Data for the task:
————————

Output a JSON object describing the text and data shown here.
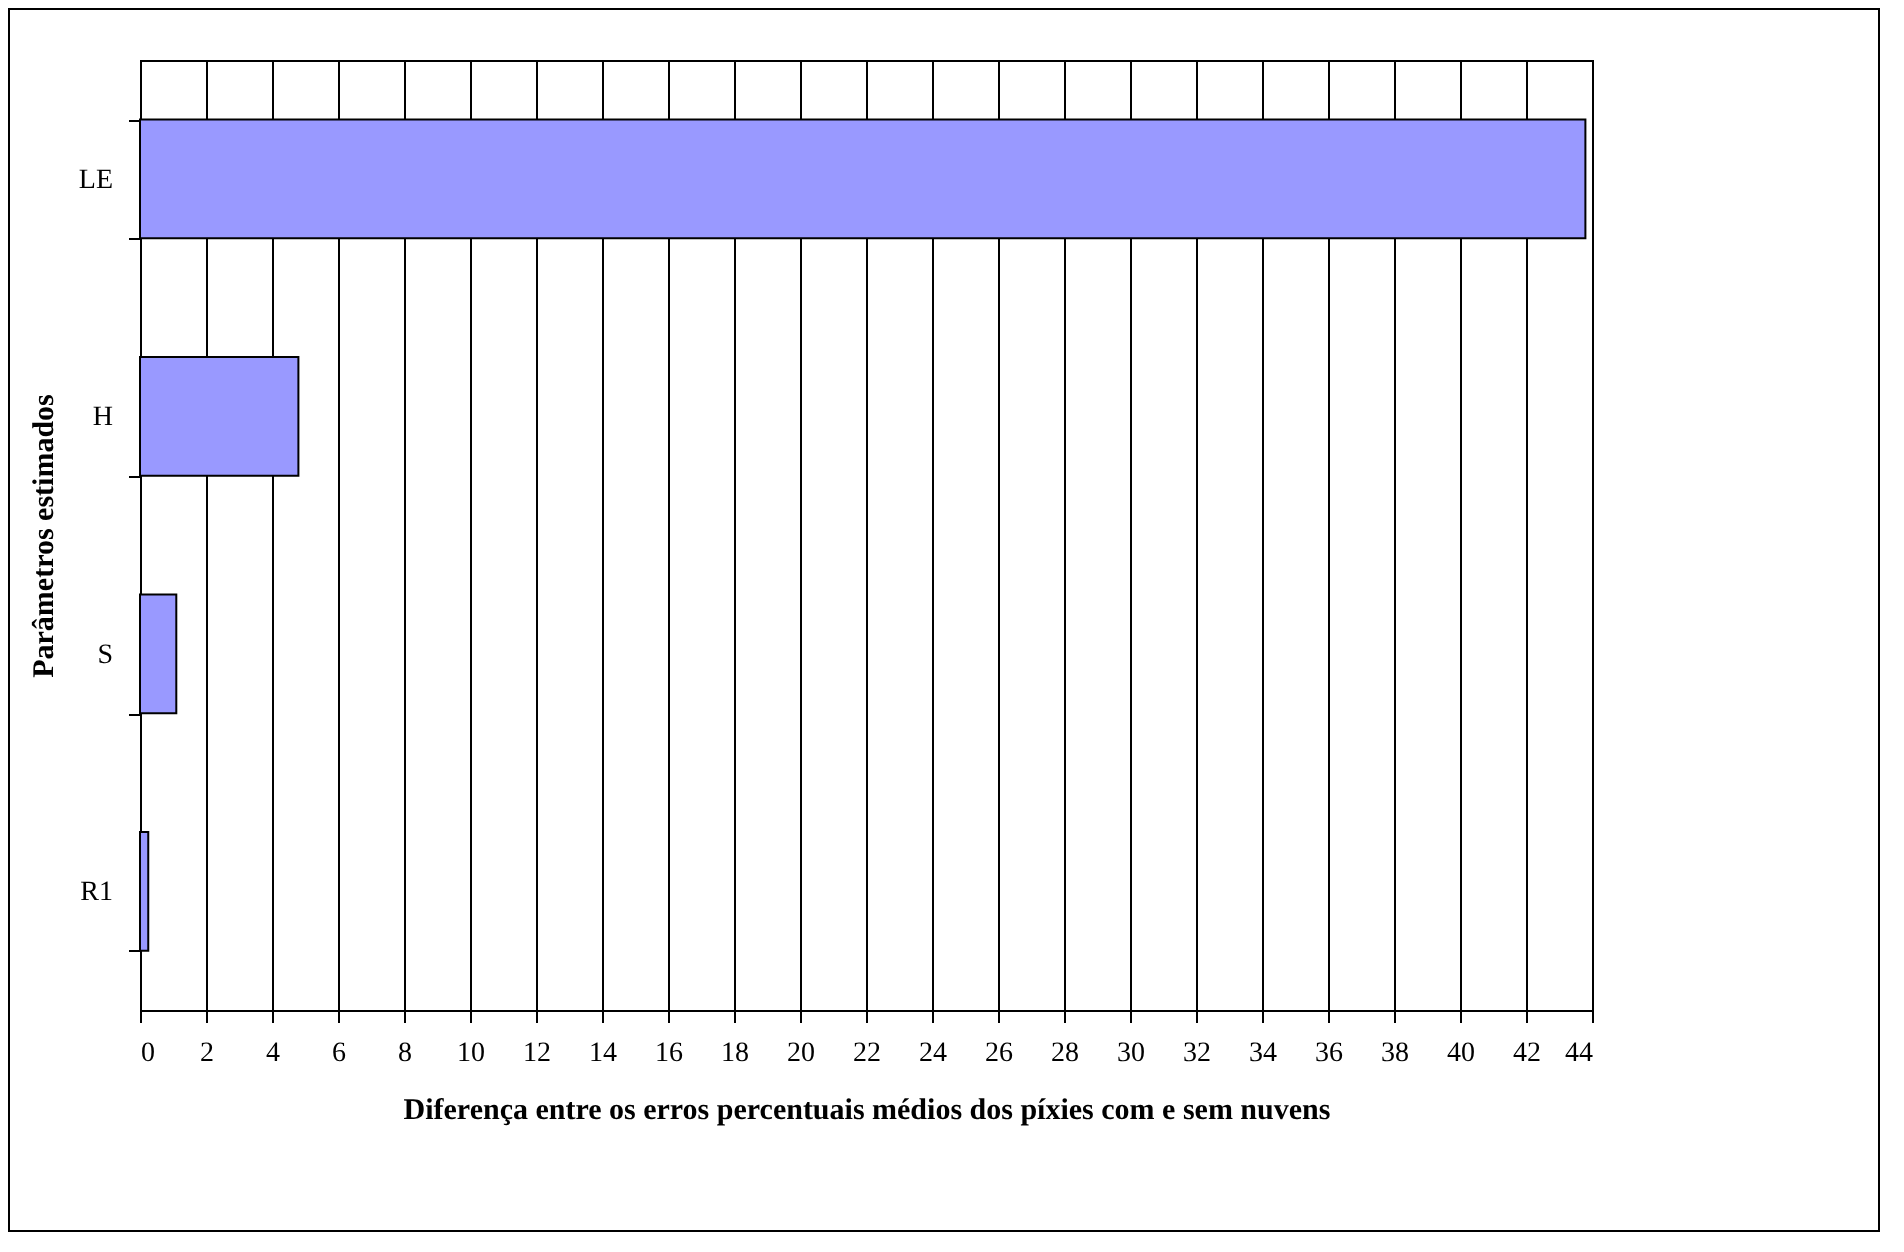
{
  "chart_data": {
    "type": "bar",
    "orientation": "horizontal",
    "xlabel": "Diferença entre os erros percentuais médios dos píxies com e sem nuvens",
    "ylabel": "Parâmetros estimados",
    "categories": [
      "LE",
      "H",
      "S",
      "R1"
    ],
    "values": [
      43.8,
      4.8,
      1.1,
      0.25
    ],
    "color": "#9999ff",
    "xlim": [
      0,
      44
    ],
    "xticks": [
      0,
      2,
      4,
      6,
      8,
      10,
      12,
      14,
      16,
      18,
      20,
      22,
      24,
      26,
      28,
      30,
      32,
      34,
      36,
      38,
      40,
      42,
      44
    ],
    "grid": "x"
  }
}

————————

Set each line of the records down exactly, leaving every picture out.

Output a JSON object describing the text and data shown here.
{
  "chart_data": {
    "type": "bar",
    "orientation": "horizontal",
    "xlabel": "Diferença entre os erros percentuais médios dos píxies com e sem nuvens",
    "ylabel": "Parâmetros estimados",
    "categories": [
      "LE",
      "H",
      "S",
      "R1"
    ],
    "values": [
      43.8,
      4.8,
      1.1,
      0.25
    ],
    "color": "#9999ff",
    "xlim": [
      0,
      44
    ],
    "xticks": [
      0,
      2,
      4,
      6,
      8,
      10,
      12,
      14,
      16,
      18,
      20,
      22,
      24,
      26,
      28,
      30,
      32,
      34,
      36,
      38,
      40,
      42,
      44
    ],
    "grid": "x"
  }
}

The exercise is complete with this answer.